▸ Work instructions
Output the full listing below exactly as it reads, and skip anything that is a picture.

☆ ☆ ☆ ☆ ☆

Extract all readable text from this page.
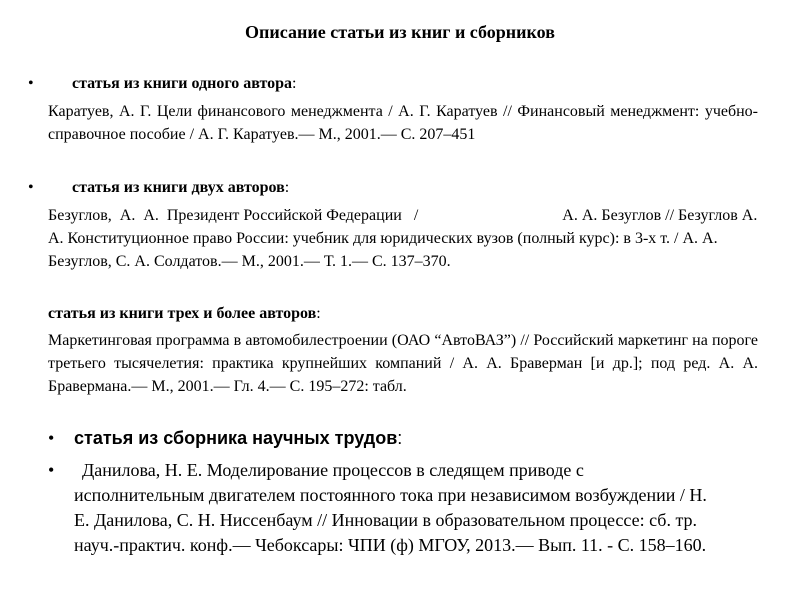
Описание статьи из книг и сборников
• статья из книги одного автора:
Каратуев, А. Г. Цели финансового менеджмента / А. Г. Каратуев // Финансовый менеджмент: учебно-справочное пособие / А. Г. Каратуев.— М., 2001.— С. 207–451
• статья из книги двух авторов:
Безуглов,  А.  А.  Президент Российской Федерации   /	А. А. Безуглов // Безуглов А. А. Конституционное право России: учебник для юридических вузов (полный курс): в 3-х т. / А. А. Безуглов, С. А. Солдатов.— М., 2001.— Т. 1.— С. 137–370.
статья из книги трех и более авторов:
Маркетинговая программа в автомобилестроении (ОАО “АвтоВАЗ”) // Российский маркетинг на пороге третьего тысячелетия: практика крупнейших компаний / А. А. Браверман [и др.]; под ред. А. А. Бравермана.— М., 2001.— Гл. 4.— С. 195–272: табл.
• статья из сборника научных трудов:
• Данилова, Н. Е. Моделирование процессов в следящем приводе с исполнительным двигателем постоянного тока при независимом возбуждении / Н. Е. Данилова, С. Н. Ниссенбаум // Инновации в образовательном процессе: сб. тр. науч.-практич. конф.— Чебоксары: ЧПИ (ф) МГОУ, 2013.— Вып. 11. - С. 158–160.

☆ ☆ ☆ ☆ ☆

▸ Full response
Extract all readable text from this page.
Описание статьи из книг и сборников
• статья из книги одного автора:
Каратуев, А. Г. Цели финансового менеджмента / А. Г. Каратуев // Финансовый менеджмент: учебно-справочное пособие / А. Г. Каратуев.— М., 2001.— С. 207–451
• статья из книги двух авторов:
Безуглов,  А.  А.  Президент Российской Федерации   /	А. А. Безуглов // Безуглов А. А. Конституционное право России: учебник для юридических вузов (полный курс): в 3-х т. / А. А. Безуглов, С. А. Солдатов.— М., 2001.— Т. 1.— С. 137–370.
статья из книги трех и более авторов:
Маркетинговая программа в автомобилестроении (ОАО “АвтоВАЗ”) // Российский маркетинг на пороге третьего тысячелетия: практика крупнейших компаний / А. А. Браверман [и др.]; под ред. А. А. Бравермана.— М., 2001.— Гл. 4.— С. 195–272: табл.
• статья из сборника научных трудов:
• Данилова, Н. Е. Моделирование процессов в следящем приводе с исполнительным двигателем постоянного тока при независимом возбуждении / Н. Е. Данилова, С. Н. Ниссенбаум // Инновации в образовательном процессе: сб. тр. науч.-практич. конф.— Чебоксары: ЧПИ (ф) МГОУ, 2013.— Вып. 11. - С. 158–160.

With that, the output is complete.